Exercise:
Output each entry verbatim and exclude every picture from it.

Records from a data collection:
—————
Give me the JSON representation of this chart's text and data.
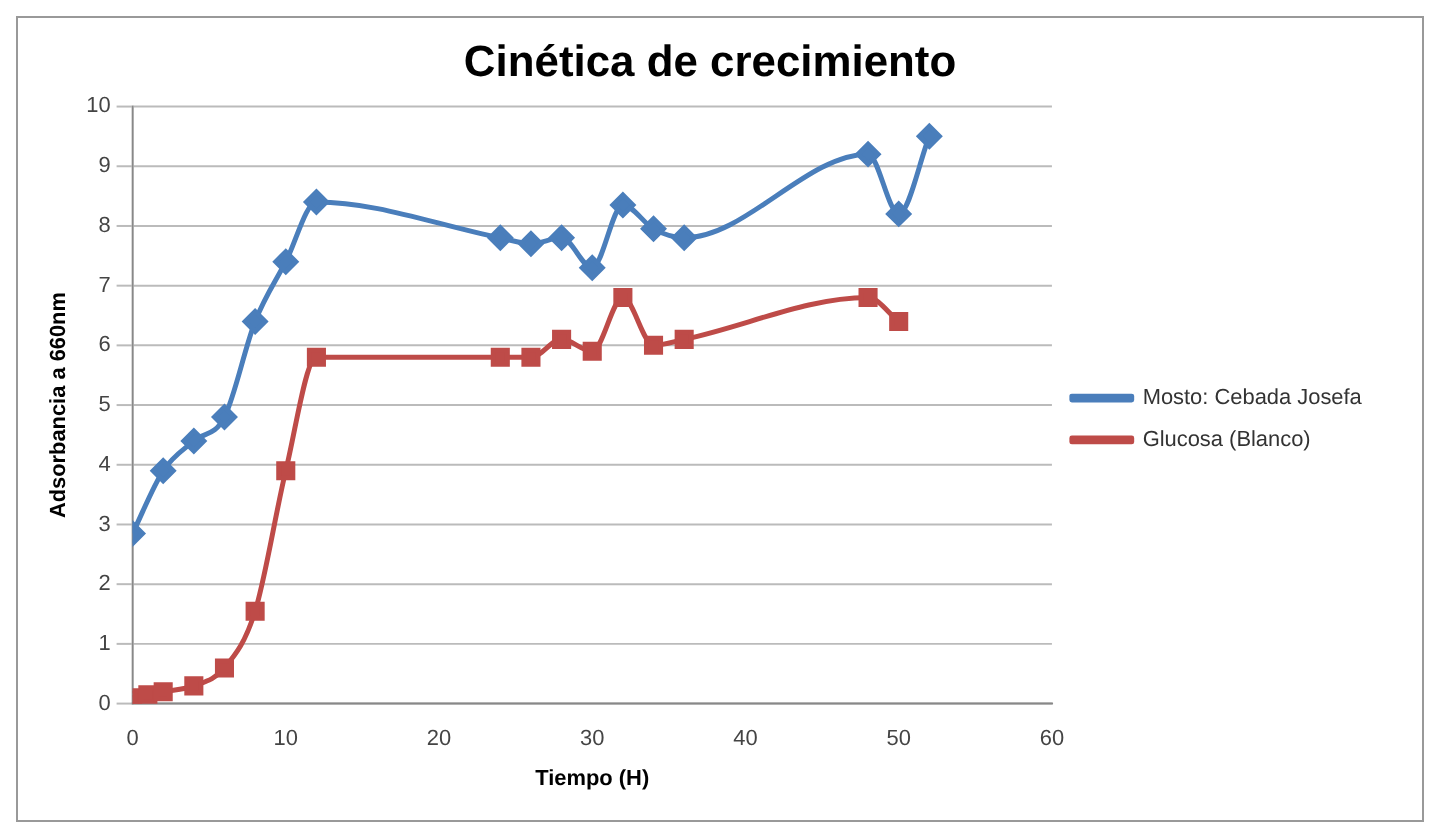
{
  "chart_data": {
    "type": "line",
    "title": "Cinética de crecimiento",
    "xlabel": "Tiempo (H)",
    "ylabel": "Adsorbancia a 660nm",
    "xlim": [
      0,
      60
    ],
    "xticks": [
      0,
      10,
      20,
      30,
      40,
      50,
      60
    ],
    "ylim": [
      0,
      10
    ],
    "yticks": [
      0,
      1,
      2,
      3,
      4,
      5,
      6,
      7,
      8,
      9,
      10
    ],
    "grid": "y",
    "legend": "right",
    "series": [
      {
        "name": "Mosto: Cebada Josefa",
        "color": "#4a7ebb",
        "marker": "diamond",
        "x": [
          0,
          2,
          4,
          6,
          8,
          10,
          12,
          24,
          26,
          28,
          30,
          32,
          34,
          36,
          48,
          50,
          52
        ],
        "values": [
          2.85,
          3.9,
          4.4,
          4.8,
          6.4,
          7.4,
          8.4,
          7.8,
          7.7,
          7.8,
          7.3,
          8.35,
          7.95,
          7.8,
          9.2,
          8.2,
          9.5
        ]
      },
      {
        "name": "Glucosa (Blanco)",
        "color": "#be4b48",
        "marker": "square",
        "x": [
          0,
          1,
          2,
          4,
          6,
          8,
          10,
          12,
          24,
          26,
          28,
          30,
          32,
          34,
          36,
          48,
          50
        ],
        "values": [
          0.1,
          0.15,
          0.2,
          0.3,
          0.6,
          1.55,
          3.9,
          5.8,
          5.8,
          5.8,
          6.1,
          5.9,
          6.8,
          6.0,
          6.1,
          6.8,
          6.4
        ]
      }
    ]
  }
}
—————
Correct result:
Give me the JSON representation of this chart's text and data.
{
  "chart_data": {
    "type": "line",
    "title": "Cinética de crecimiento",
    "xlabel": "Tiempo (H)",
    "ylabel": "Adsorbancia a 660nm",
    "xlim": [
      0,
      60
    ],
    "xticks": [
      0,
      10,
      20,
      30,
      40,
      50,
      60
    ],
    "ylim": [
      0,
      10
    ],
    "yticks": [
      0,
      1,
      2,
      3,
      4,
      5,
      6,
      7,
      8,
      9,
      10
    ],
    "grid": "y",
    "legend": "right",
    "series": [
      {
        "name": "Mosto: Cebada Josefa",
        "color": "#4a7ebb",
        "marker": "diamond",
        "x": [
          0,
          2,
          4,
          6,
          8,
          10,
          12,
          24,
          26,
          28,
          30,
          32,
          34,
          36,
          48,
          50,
          52
        ],
        "values": [
          2.85,
          3.9,
          4.4,
          4.8,
          6.4,
          7.4,
          8.4,
          7.8,
          7.7,
          7.8,
          7.3,
          8.35,
          7.95,
          7.8,
          9.2,
          8.2,
          9.5
        ]
      },
      {
        "name": "Glucosa (Blanco)",
        "color": "#be4b48",
        "marker": "square",
        "x": [
          0,
          1,
          2,
          4,
          6,
          8,
          10,
          12,
          24,
          26,
          28,
          30,
          32,
          34,
          36,
          48,
          50
        ],
        "values": [
          0.1,
          0.15,
          0.2,
          0.3,
          0.6,
          1.55,
          3.9,
          5.8,
          5.8,
          5.8,
          6.1,
          5.9,
          6.8,
          6.0,
          6.1,
          6.8,
          6.4
        ]
      }
    ]
  }
}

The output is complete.